-- START Supplied records --

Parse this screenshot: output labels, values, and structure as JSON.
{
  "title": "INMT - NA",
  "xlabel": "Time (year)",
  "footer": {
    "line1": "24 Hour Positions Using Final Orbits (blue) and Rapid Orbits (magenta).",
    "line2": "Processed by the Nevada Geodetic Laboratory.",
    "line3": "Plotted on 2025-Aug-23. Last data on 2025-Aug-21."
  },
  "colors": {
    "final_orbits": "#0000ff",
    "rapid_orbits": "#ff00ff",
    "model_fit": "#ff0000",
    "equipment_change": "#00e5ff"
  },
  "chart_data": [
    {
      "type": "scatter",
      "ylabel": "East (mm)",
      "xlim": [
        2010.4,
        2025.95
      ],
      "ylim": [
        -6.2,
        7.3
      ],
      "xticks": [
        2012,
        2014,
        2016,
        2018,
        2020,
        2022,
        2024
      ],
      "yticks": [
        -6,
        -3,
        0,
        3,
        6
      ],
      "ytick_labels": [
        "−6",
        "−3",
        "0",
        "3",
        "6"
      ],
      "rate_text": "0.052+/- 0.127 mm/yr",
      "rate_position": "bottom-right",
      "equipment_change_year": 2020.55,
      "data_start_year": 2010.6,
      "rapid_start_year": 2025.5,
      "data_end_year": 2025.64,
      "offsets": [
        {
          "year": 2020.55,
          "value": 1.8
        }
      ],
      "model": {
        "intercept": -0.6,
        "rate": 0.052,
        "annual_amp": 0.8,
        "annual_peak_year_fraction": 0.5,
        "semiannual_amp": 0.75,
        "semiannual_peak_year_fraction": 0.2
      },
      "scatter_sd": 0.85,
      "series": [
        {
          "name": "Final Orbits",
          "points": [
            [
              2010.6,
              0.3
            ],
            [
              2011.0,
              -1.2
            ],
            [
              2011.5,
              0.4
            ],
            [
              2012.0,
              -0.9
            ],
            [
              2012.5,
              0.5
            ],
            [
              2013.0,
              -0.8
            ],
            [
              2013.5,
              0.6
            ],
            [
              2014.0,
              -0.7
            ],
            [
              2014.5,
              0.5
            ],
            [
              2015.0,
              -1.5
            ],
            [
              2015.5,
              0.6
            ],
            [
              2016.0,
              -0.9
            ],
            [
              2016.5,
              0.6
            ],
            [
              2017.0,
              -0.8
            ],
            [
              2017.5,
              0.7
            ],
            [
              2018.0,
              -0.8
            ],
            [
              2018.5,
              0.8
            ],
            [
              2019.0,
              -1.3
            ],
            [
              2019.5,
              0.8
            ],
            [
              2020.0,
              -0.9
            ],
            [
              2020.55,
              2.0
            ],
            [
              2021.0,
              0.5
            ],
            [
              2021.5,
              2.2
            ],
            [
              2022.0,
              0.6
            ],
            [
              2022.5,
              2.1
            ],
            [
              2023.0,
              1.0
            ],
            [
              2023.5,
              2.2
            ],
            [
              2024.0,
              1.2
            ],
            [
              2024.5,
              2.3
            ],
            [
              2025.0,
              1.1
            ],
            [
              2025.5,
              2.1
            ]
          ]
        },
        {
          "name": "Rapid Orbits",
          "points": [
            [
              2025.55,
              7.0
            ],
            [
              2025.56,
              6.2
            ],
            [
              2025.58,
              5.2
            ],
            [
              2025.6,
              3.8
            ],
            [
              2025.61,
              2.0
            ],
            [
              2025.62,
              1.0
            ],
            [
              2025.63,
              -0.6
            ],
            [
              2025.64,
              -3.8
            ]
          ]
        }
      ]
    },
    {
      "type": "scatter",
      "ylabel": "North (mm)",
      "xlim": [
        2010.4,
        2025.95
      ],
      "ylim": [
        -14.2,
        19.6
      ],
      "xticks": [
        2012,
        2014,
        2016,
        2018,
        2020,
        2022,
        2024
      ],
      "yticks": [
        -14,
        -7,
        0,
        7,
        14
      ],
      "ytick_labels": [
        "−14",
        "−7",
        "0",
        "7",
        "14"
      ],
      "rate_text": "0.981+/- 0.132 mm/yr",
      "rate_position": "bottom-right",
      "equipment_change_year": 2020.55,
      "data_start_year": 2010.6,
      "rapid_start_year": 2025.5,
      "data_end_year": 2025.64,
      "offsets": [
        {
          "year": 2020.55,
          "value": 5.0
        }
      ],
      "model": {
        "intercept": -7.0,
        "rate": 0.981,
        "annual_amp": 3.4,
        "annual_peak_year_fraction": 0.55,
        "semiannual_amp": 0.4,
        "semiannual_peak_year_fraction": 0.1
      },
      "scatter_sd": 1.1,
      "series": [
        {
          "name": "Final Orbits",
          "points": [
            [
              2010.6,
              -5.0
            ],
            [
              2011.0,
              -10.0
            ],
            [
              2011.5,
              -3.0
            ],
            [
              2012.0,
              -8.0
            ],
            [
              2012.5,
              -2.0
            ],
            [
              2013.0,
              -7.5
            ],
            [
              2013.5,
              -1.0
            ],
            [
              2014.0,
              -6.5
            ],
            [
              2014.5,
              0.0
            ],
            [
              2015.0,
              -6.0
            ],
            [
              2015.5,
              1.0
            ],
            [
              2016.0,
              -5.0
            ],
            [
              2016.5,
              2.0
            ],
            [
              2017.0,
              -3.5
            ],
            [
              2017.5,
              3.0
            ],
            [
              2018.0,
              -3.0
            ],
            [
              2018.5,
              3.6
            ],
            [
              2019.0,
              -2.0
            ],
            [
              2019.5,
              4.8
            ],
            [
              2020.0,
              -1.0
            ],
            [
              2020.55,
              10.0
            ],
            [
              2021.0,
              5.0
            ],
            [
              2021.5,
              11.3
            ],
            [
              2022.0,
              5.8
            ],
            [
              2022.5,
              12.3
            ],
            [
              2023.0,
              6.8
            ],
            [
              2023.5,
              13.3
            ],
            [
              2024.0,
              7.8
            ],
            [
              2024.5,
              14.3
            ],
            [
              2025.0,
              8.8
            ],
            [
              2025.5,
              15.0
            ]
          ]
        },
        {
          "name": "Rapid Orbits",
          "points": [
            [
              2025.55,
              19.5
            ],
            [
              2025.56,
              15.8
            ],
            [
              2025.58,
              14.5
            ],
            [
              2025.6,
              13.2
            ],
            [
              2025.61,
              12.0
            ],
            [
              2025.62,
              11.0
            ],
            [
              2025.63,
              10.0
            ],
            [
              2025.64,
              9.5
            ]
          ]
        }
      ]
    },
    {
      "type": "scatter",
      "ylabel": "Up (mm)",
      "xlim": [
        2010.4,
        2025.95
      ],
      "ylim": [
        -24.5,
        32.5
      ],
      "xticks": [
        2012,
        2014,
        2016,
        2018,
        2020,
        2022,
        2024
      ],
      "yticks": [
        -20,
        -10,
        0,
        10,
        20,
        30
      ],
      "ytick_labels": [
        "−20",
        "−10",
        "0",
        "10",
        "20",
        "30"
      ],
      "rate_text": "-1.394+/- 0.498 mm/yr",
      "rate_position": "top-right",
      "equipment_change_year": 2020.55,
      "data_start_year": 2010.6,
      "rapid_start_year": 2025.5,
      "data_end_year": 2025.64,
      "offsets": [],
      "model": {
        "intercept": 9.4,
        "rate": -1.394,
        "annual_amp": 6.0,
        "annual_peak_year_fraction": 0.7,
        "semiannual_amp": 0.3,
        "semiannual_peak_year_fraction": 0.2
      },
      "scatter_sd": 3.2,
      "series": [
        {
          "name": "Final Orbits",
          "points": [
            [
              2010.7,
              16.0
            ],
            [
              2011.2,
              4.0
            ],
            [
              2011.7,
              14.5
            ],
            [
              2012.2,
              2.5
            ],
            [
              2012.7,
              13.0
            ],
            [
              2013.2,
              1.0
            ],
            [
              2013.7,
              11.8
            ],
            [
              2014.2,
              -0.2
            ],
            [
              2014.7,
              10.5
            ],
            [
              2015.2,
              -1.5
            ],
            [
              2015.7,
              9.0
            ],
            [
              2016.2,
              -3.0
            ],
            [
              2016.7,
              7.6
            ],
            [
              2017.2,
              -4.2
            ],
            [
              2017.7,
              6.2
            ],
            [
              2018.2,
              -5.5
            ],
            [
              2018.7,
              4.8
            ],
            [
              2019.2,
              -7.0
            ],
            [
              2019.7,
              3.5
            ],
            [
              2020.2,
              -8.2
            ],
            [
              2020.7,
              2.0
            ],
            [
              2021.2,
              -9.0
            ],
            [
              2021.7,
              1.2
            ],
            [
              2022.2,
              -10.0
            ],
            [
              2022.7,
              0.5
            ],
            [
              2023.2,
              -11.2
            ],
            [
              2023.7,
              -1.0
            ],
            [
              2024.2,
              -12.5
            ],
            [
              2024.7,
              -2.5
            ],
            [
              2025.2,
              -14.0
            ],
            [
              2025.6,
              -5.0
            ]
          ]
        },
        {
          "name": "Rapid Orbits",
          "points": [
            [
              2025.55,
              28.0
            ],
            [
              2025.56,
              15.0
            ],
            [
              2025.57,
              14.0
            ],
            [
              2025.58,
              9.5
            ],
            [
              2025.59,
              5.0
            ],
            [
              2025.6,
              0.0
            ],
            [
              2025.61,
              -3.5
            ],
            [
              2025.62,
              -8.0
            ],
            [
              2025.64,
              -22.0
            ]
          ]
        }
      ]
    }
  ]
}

-- END Supplied records --

◆ Goal of the exercise:
Show, from the listing above, each line that contains the word "intercept".

◆ Solution for this exercise:
        "intercept": -0.6,
        "intercept": -7.0,
        "intercept": 9.4,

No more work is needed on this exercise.